REQUIRED WORK:
1. Answer these from the text on compression artifacts, one answer per line, marked the same way:
(a) Which uncompressed and losslessly compressed media are named as free of compression artifacts?
(b) What two names are given for the style of producing artifacts on purpose for art?
(c) Which two numbers may get swapped by lossy algorithms that use pattern matching?
2. Carry on with the text on compression artifacts, picking up right after its last sentence.

GIVEN TEXT:
########################################

A compression artifact (or artefact) is a noticeable distortion of media (including images, audio, and video) caused by the application of lossy compression. Lossy data compression involves discarding some of the media's data so that it becomes small enough to be stored within the desired disk space or transmitted (streamed) within the available bandwidth (known as the data rate or bit rate). If the compressor cannot store enough data in the compressed version, the result is a loss of quality, or introduction of artifacts. The compression algorithm may not be intelligent enough to discriminate between distortions of little subjective importance and those objectionable to the user.

The most common digital compression artifacts are DCT blocks, caused by the discrete cosine transform (DCT) compression algorithm used in many digital media standards, such as JPEG, MP3, and MPEG video file formats.[1][2][3] These compression artifacts appear when heavy compression is applied,[1] and occur often in common digital media, such as DVDs, common computer file formats such as JPEG, MP3 and MPEG files, and some alternatives to the compact disc, such as Sony's MiniDisc format. Uncompressed media (such as on Laserdiscs, Audio CDs, and WAV files) or losslessly compressed media (such as FLAC or PNG) do not suffer from compression artifacts.

The minimization of perceivable artifacts is a key goal in implementing a lossy compression algorithm. However, artifacts are occasionally intentionally produced for artistic purposes, a style known as glitch art[4] or datamoshing.[5]

Technically speaking, a compression artifact is a particular class of data error that is usually the consequence of quantization in lossy data compression. Where transform coding is used, it typically assumes the form of one of the basis functions of the coder's transform space.

Images

Illustration of the effect of JPEG compression on a slightly noisy image with a mixture of text and whitespace. Text is a screen capture from a Wikipedia conversation with noise added (intensity 10 in Paint.NET). One frame of the animation was saved as a JPEG (quality 90) and reloaded. Both frames were then zoomed by a factor of 4 (nearest neighbor interpolation).

When performing block-based discrete cosine transform (DCT)[1] coding for quantization, as in JPEG-compressed images, several types of artifacts can appear.

  • Ringing
  • Posterizing
  • Staircase noise (aliasing) along curving edges
  • Blockiness in "busy" regions (block boundary artifacts, sometimes called macroblocking, quilting, or checkerboarding)

Other lossy algorithms, which use pattern matching to deduplicate similar symbols, are prone to introducing hard to detect errors in printed text. For example, the numbers "6" and "8" may get replaced. This has been observed to happen with JBIG2 in certain photocopier machines.[6][7]

Block boundary artifacts

Block coding artifacts in a JPEG image. Flat blocks are caused by coarse quantization. Discontinuities at transform block boundaries are visible.

########################################

RECORDED INFORMATION:
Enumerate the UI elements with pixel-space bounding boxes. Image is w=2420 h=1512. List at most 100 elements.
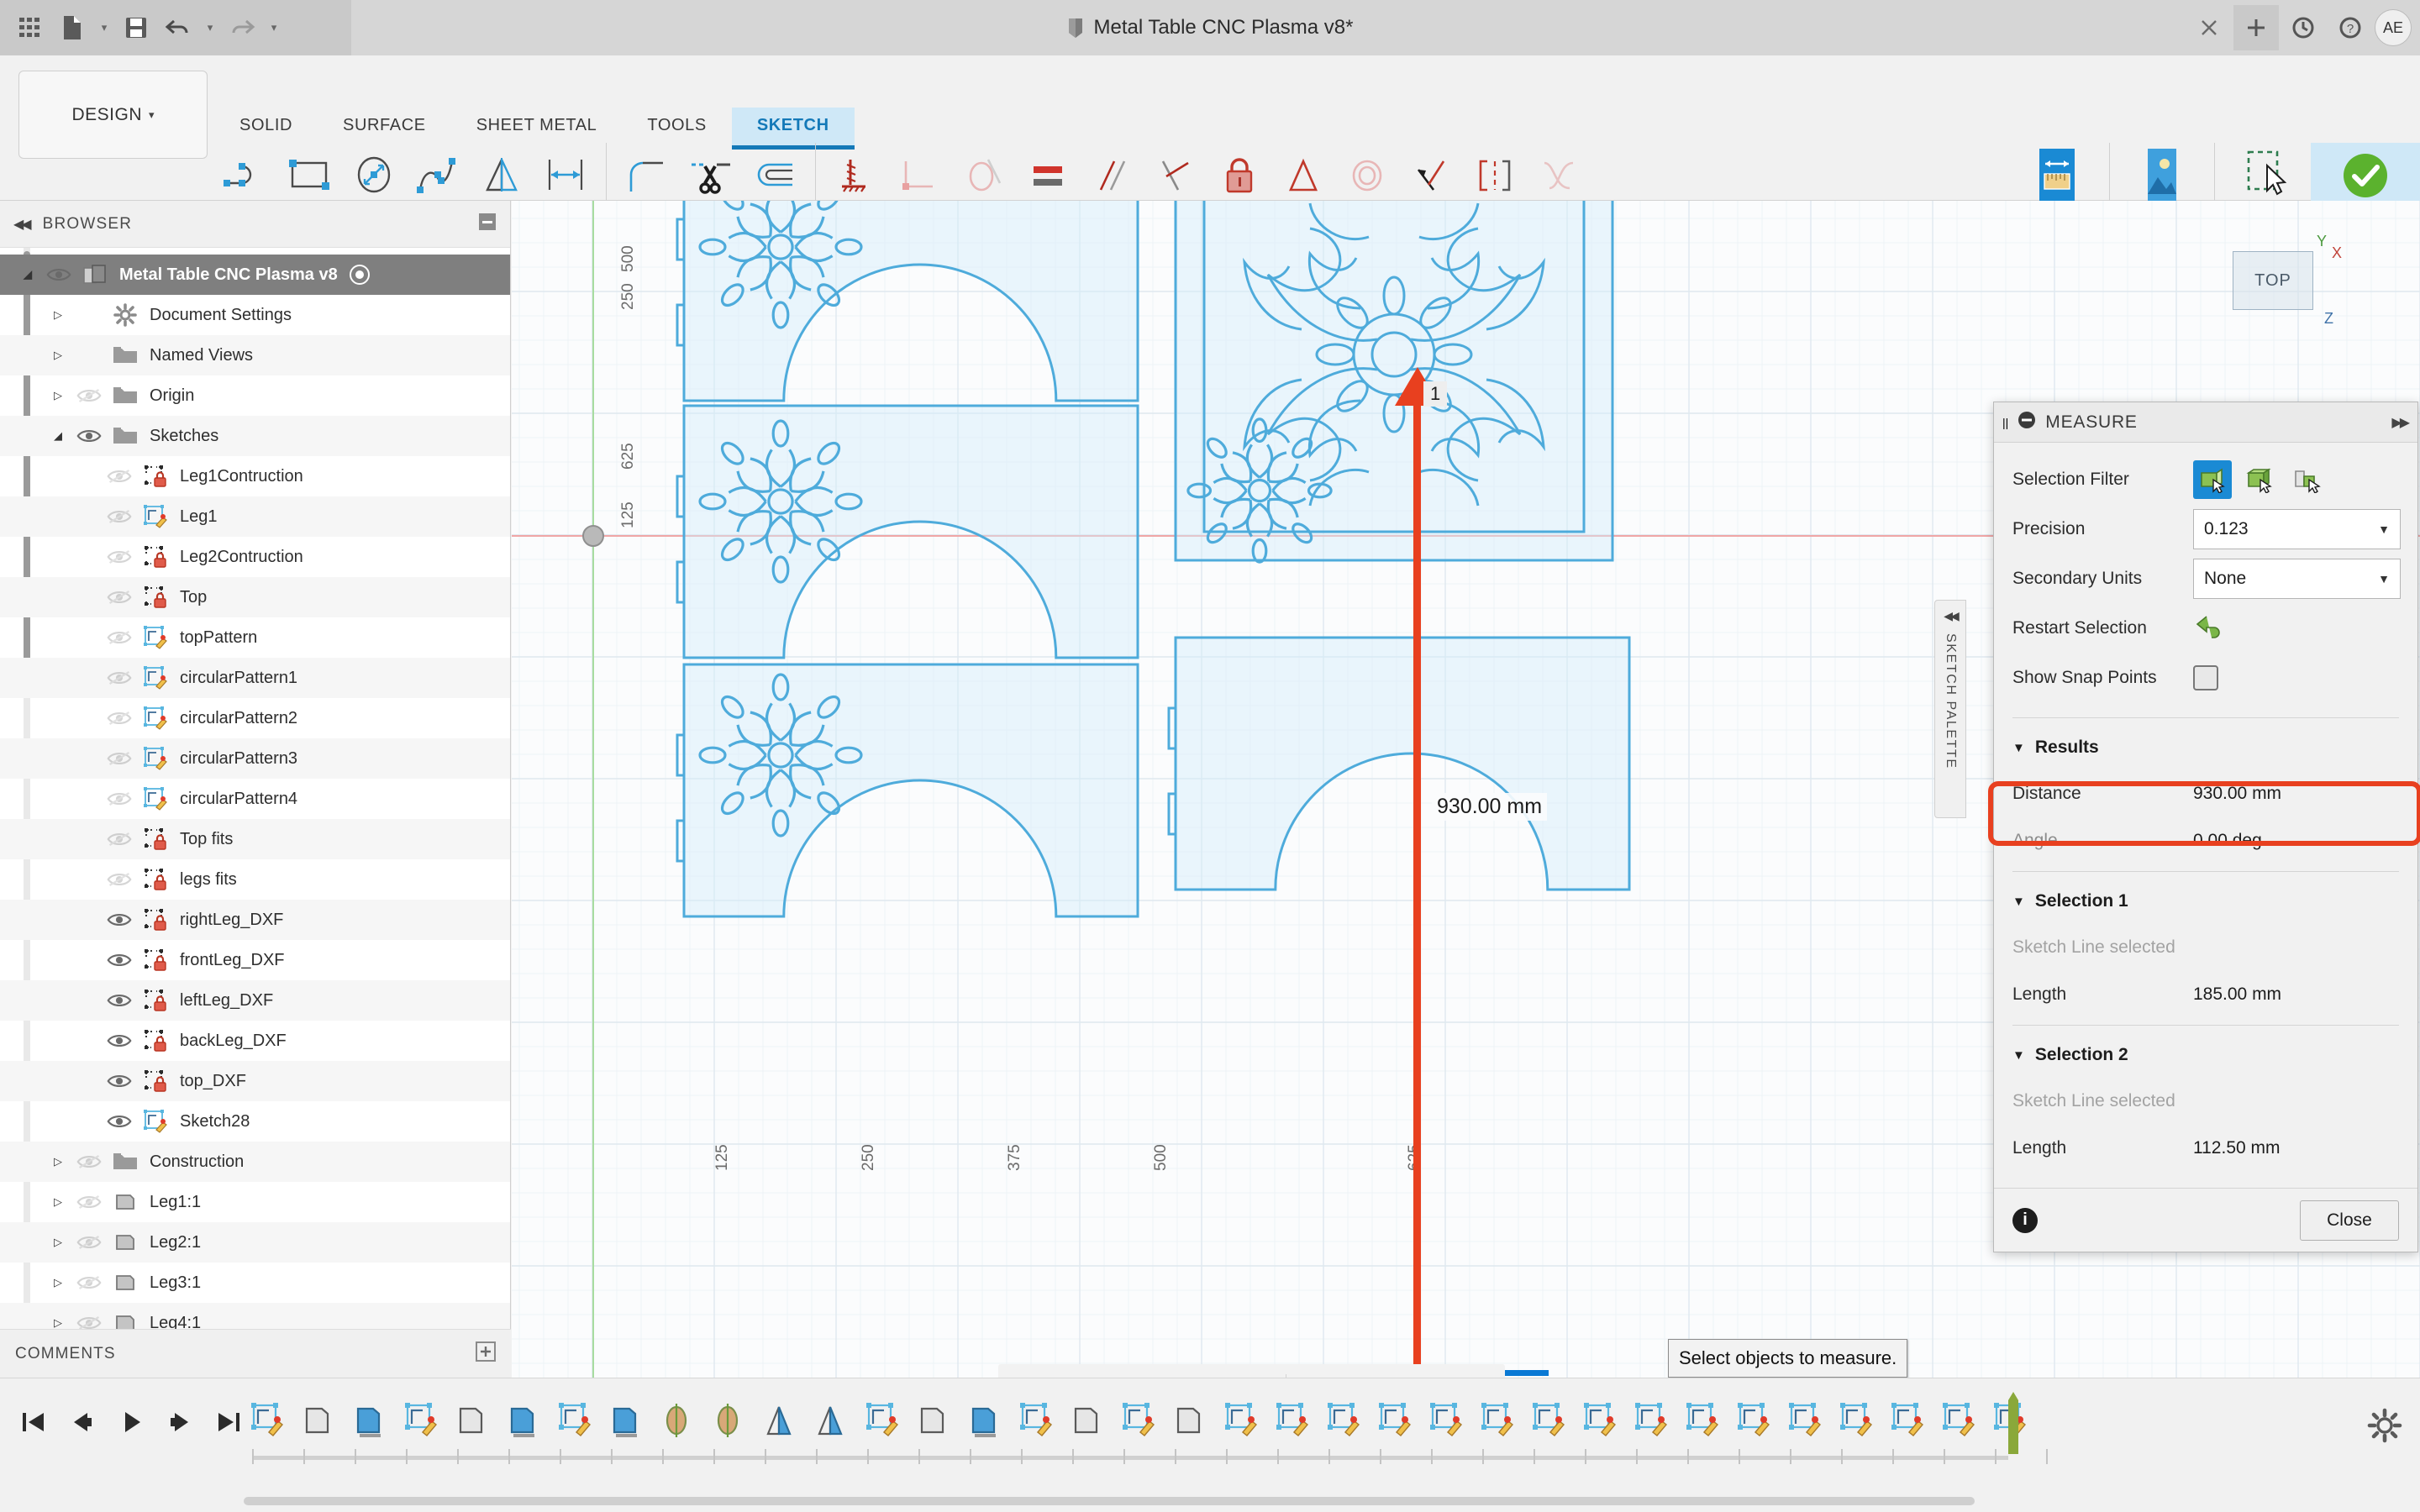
- tree-item-circularpattern1[interactable]: circularPattern1: [0, 658, 510, 698]
- symmetry-icon[interactable]: [1463, 143, 1527, 208]
- timeline-feature-extrude-blue[interactable]: [602, 1397, 648, 1446]
- view-cube[interactable]: Y X Z TOP: [2214, 226, 2342, 335]
- twisty-closed-icon[interactable]: ▷: [45, 1316, 71, 1330]
- timeline-feature-sketch[interactable]: [1730, 1397, 1776, 1446]
- redo-caret-icon[interactable]: ▾: [266, 9, 282, 46]
- job-status-icon[interactable]: [2281, 5, 2326, 50]
- mirror-icon[interactable]: [470, 143, 534, 208]
- visibility-off-icon[interactable]: [101, 789, 138, 809]
- precision-dropdown[interactable]: 0.123 ▼: [2193, 508, 2401, 549]
- timeline-feature-sketch[interactable]: [1269, 1397, 1314, 1446]
- measure-dialog-header[interactable]: || MEASURE ▶▶: [1994, 402, 2417, 443]
- new-file-caret-icon[interactable]: ▾: [96, 9, 113, 46]
- measure-collapse-icon[interactable]: [2017, 410, 2037, 434]
- timeline-feature-extrude[interactable]: [1166, 1397, 1212, 1446]
- tree-item-frontleg-dxf[interactable]: frontLeg_DXF: [0, 940, 510, 980]
- select-body-icon[interactable]: [2240, 460, 2279, 499]
- measure-expand-icon[interactable]: ▶▶: [2391, 414, 2410, 431]
- twisty-closed-icon[interactable]: ▷: [45, 349, 71, 362]
- visibility-off-icon[interactable]: [101, 547, 138, 567]
- timeline-feature-sketch[interactable]: [1935, 1397, 1981, 1446]
- twisty-closed-icon[interactable]: ▷: [45, 389, 71, 402]
- timeline-feature-sketch[interactable]: [551, 1397, 597, 1446]
- midpoint-icon[interactable]: [1271, 143, 1335, 208]
- line-icon[interactable]: [214, 143, 278, 208]
- tree-item-backleg-dxf[interactable]: backLeg_DXF: [0, 1021, 510, 1061]
- visibility-on-icon[interactable]: [101, 1031, 138, 1051]
- tab-tools[interactable]: TOOLS: [622, 108, 731, 145]
- tree-item-circularpattern3[interactable]: circularPattern3: [0, 738, 510, 779]
- timeline-feature-sketch[interactable]: [1576, 1397, 1622, 1446]
- timeline-feature-sketch[interactable]: [1884, 1397, 1929, 1446]
- coincident-icon[interactable]: [888, 143, 952, 208]
- timeline-feature-sketch[interactable]: [1371, 1397, 1417, 1446]
- tree-item-leg2contruction[interactable]: Leg2Contruction: [0, 537, 510, 577]
- sketch-dimension-icon[interactable]: [534, 143, 597, 208]
- timeline-feature-extrude[interactable]: [1064, 1397, 1109, 1446]
- timeline-feature-sketch[interactable]: [244, 1397, 289, 1446]
- measure-dimension-label[interactable]: 930.00 mm: [1432, 793, 1548, 821]
- tree-item-leg1[interactable]: Leg1: [0, 496, 510, 537]
- visibility-off-icon[interactable]: [101, 627, 138, 648]
- timeline-feature-sketch[interactable]: [1423, 1397, 1468, 1446]
- timeline-end-marker[interactable]: [2007, 1392, 2018, 1459]
- tree-item-leg3-1[interactable]: ▷ Leg3:1: [0, 1263, 510, 1303]
- view-cube-face-top[interactable]: TOP: [2233, 251, 2313, 310]
- gear-icon[interactable]: [2366, 1407, 2405, 1446]
- timeline-feature-sketch[interactable]: [1218, 1397, 1263, 1446]
- workspace-switcher[interactable]: DESIGN ▾: [18, 71, 208, 159]
- results-section-header[interactable]: ▼ Results: [1994, 725, 2417, 770]
- step-forward-icon[interactable]: [158, 1400, 202, 1444]
- avatar[interactable]: AE: [2375, 9, 2412, 46]
- show-snap-points-checkbox[interactable]: [2193, 664, 2218, 690]
- timeline-feature-sketch[interactable]: [1628, 1397, 1673, 1446]
- tree-item-construction[interactable]: ▷ Construction: [0, 1142, 510, 1182]
- visibility-on-icon[interactable]: [101, 1071, 138, 1091]
- visibility-on-icon[interactable]: [101, 990, 138, 1011]
- new-tab-icon[interactable]: [2233, 5, 2279, 50]
- redo-icon[interactable]: [224, 9, 260, 46]
- visibility-on-icon[interactable]: [71, 426, 108, 446]
- spline-icon[interactable]: [406, 143, 470, 208]
- select-face-icon[interactable]: [2193, 459, 2232, 499]
- collinear-icon[interactable]: [1399, 143, 1463, 208]
- twisty-closed-icon[interactable]: ▷: [45, 1155, 71, 1168]
- tab-sheet-metal[interactable]: SHEET METAL: [451, 108, 623, 145]
- visibility-on-icon[interactable]: [101, 1111, 138, 1131]
- visibility-on-icon[interactable]: [101, 950, 138, 970]
- tree-item-document-settings[interactable]: ▷ Document Settings: [0, 295, 510, 335]
- tangent-icon[interactable]: [952, 143, 1016, 208]
- visibility-off-icon[interactable]: [101, 507, 138, 527]
- collapse-panel-icon[interactable]: ◀◀: [13, 216, 32, 233]
- equal-icon[interactable]: [1016, 143, 1080, 208]
- selection2-section-header[interactable]: ▼ Selection 2: [1994, 1032, 2417, 1078]
- parallel-icon[interactable]: [1080, 143, 1144, 208]
- close-button[interactable]: Close: [2300, 1200, 2399, 1241]
- concentric-icon[interactable]: [1335, 143, 1399, 208]
- sketch-palette-collapse-icon[interactable]: ◀◀: [1944, 609, 1959, 623]
- tree-item-circularpattern2[interactable]: circularPattern2: [0, 698, 510, 738]
- add-comment-icon[interactable]: [476, 1341, 496, 1366]
- fillet-icon[interactable]: [615, 143, 679, 208]
- offset-icon[interactable]: [743, 143, 807, 208]
- twisty-open-icon[interactable]: ◢: [45, 429, 71, 443]
- timeline-feature-sketch[interactable]: [1013, 1397, 1058, 1446]
- drag-handle-icon[interactable]: ||: [2002, 416, 2008, 429]
- tree-item-leftleg-dxf[interactable]: leftLeg_DXF: [0, 980, 510, 1021]
- measure-dialog[interactable]: || MEASURE ▶▶ Selection Filter Precision…: [1993, 402, 2418, 1252]
- timeline-feature-mirror[interactable]: [756, 1397, 802, 1446]
- new-file-icon[interactable]: [54, 9, 91, 46]
- close-icon[interactable]: [2186, 5, 2232, 50]
- curvature-icon[interactable]: [1527, 143, 1591, 208]
- timeline-feature-sketch[interactable]: [1115, 1397, 1160, 1446]
- circle-icon[interactable]: [342, 143, 406, 208]
- tree-item-metal-table-cnc-plasma-v8[interactable]: ◢ Metal Table CNC Plasma v8: [0, 255, 510, 295]
- tree-item-origin[interactable]: ▷ Origin: [0, 375, 510, 416]
- active-component-indicator[interactable]: [349, 265, 370, 285]
- timeline-feature-extrude-blue[interactable]: [961, 1397, 1007, 1446]
- twisty-closed-icon[interactable]: ▷: [45, 308, 71, 322]
- perpendicular-icon[interactable]: [1144, 143, 1207, 208]
- timeline-feature-sketch[interactable]: [1525, 1397, 1570, 1446]
- play-icon[interactable]: [109, 1400, 153, 1444]
- timeline-feature-sketch[interactable]: [1679, 1397, 1724, 1446]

########################################

ANSWERS BY TASK:
1.
(a) Uncompressed media such as Laserdiscs, Audio CDs and WAV files, and losslessly compressed media such as FLAC or PNG.
(b) Glitch art and datamoshing.
(c) "6" and "8".

2.
At low bit rates, any lossy block-based coding scheme introduces visible artifacts in pixel blocks and at block boundaries. These boundaries can transform block boundaries, prediction block boundaries, or both, and may coincide with macroblock boundaries. The term macroblocking is commonly used regardless of the artifact's cause. Other names include tiling,[8] mosaicing, pixelating, quilting, and checkerboarding.

Block-artifacts are a result of the very principle of block transform coding. The transform (for example the discrete cosine transform) is applied to a block of pixels, and to achieve lossy compression, the transform coefficients of each block are quantized. The lower the bit rate, the more coarsely the coefficients are represented and the more coefficients are quantized to zero. Statistically, images have more low-frequency than high-frequency content, so it is the low-frequency content that remains after quantization, which results in blurry, low-resolution blocks. In the most extreme case only the DC-coefficient, that is the coefficient which represents the average color of a block, is retained, and the transform block is only a single color after reconstruction.

Because this quantization process is applied individually in each block, neighboring blocks quantize coefficients differently. This leads to discontinuities at the block boundaries. These are most visible in flat areas, where there is little detail to mask the effect.

Image artifact reduction

Various approaches have been proposed to reduce image compression effects, but to use standardized compression/decompression techniques and retain the benefits of compression (for instance, lower transmission and storage costs), many of these methods focus on "post-processing"—that is, processing images when received or viewed. No post-processing technique has been shown to improve image quality in all cases; consequently, none has garnered widespread acceptance, though some have been implemented and are in use in proprietary systems. Many photo editing programs, for instance, have proprietary JPEG artifact reduction algorithms built-in. Consumer equipment often calls this post-processing "MPEG Noise Reduction".[9]

Boundary artifact in JPEG can be turned into more pleasing "grains" not unlike those in high ISO photographic films. Instead of just multiplying the quantized coefficients with the quantisation step Q pertaining to the 2D-frequency, intelligent noise in the form of a random number in the interval [-Q/2; Q/2] can be added to the dequantized coefficient. This method can be added as an integral part to JPEG decompressors working on the trillions of existing and future JPEG images. As such it is not a "post-processing" technique.[10]

The ringing issue can be reduced at encode time by overshooting the DCT values, clamping the rings away.[11]

Posterization generally only happens at low quality, when the DC values are given too little importance. Tuning the quantization table helps.[12]

Video

Example of image with artifacts due to a transmission error

When motion prediction is used, as in MPEG-1, MPEG-2 or MPEG-4, compression artifacts tend to remain on several generations of decompressed frames, and move with the optic flow of the image, leading to a peculiar effect, part way between a painting effect and "grime" that moves with objects in the scene.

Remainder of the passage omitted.